**EXERCISE OBJECTIVE:** Show all lines from the data that include the word "title".
>> Begin DATA FOR PROCESSING
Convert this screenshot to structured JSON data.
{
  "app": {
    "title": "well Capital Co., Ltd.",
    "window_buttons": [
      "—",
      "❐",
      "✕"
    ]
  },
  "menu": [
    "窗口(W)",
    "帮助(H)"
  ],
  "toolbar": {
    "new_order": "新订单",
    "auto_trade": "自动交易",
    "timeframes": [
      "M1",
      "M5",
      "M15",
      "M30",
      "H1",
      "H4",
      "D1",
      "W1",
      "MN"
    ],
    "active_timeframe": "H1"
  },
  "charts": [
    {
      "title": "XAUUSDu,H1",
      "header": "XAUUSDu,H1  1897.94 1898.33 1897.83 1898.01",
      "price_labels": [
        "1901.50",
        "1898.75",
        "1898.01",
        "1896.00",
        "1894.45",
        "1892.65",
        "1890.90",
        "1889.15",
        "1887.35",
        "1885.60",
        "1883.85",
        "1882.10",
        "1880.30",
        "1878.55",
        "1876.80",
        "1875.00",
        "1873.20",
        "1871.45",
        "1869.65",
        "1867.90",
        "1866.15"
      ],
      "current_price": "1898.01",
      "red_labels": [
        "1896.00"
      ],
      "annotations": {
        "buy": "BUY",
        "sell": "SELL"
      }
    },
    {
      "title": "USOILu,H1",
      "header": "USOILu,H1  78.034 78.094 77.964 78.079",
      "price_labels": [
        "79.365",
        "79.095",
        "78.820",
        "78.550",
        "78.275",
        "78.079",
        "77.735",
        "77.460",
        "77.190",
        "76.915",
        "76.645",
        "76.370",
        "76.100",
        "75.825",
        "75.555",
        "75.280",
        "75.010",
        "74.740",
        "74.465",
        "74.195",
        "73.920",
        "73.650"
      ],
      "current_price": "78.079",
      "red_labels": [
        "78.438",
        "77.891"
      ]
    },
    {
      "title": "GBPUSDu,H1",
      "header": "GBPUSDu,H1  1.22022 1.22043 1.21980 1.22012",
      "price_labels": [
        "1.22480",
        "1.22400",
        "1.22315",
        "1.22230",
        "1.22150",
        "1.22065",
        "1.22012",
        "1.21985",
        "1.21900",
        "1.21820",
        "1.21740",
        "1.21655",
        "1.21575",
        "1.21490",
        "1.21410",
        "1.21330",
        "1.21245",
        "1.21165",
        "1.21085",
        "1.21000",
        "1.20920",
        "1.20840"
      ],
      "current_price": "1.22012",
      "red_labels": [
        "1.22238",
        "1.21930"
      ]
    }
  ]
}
>> End DATA FOR PROCESSING
**ANSWER TO THIS TASK:**
    "title": "well Capital Co., Ltd.",
      "title": "XAUUSDu,H1",
      "title": "USOILu,H1",
      "title": "GBPUSDu,H1",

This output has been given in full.